_EXERCISE BRIEF_
Some lines in the records below may hold the word "repair"; give the number of those lines and nothing else.

_EXERCISE MATERIAL_
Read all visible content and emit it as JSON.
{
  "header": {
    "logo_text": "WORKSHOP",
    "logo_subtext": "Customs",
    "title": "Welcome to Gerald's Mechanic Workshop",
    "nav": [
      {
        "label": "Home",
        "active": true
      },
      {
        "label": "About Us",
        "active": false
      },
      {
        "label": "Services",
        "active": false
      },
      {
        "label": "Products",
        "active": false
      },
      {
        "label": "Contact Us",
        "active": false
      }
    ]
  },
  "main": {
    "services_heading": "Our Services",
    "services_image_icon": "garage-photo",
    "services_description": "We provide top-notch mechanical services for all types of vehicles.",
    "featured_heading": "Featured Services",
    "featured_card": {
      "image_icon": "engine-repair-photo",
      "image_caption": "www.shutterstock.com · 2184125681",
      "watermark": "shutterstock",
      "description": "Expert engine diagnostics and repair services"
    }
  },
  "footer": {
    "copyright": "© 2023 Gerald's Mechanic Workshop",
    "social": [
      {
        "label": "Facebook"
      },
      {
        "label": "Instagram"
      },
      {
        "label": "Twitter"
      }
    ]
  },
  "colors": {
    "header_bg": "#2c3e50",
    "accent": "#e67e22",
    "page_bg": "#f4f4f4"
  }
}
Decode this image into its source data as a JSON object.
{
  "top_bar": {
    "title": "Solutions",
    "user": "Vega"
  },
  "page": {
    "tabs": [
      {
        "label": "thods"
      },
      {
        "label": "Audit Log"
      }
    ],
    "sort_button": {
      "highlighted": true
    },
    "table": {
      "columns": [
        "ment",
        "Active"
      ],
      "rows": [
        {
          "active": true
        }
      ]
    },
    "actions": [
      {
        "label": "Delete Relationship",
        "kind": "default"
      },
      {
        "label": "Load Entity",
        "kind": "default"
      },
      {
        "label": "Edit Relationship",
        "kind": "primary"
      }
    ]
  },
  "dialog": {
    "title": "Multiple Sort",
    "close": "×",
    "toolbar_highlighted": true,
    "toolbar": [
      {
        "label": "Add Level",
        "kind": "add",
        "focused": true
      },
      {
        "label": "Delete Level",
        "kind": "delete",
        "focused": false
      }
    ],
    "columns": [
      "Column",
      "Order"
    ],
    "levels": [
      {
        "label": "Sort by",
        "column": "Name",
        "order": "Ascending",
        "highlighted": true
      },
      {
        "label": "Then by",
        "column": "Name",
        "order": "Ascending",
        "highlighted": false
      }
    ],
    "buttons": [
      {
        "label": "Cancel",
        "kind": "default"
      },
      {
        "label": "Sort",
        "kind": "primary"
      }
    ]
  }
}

_RESPONSE_
2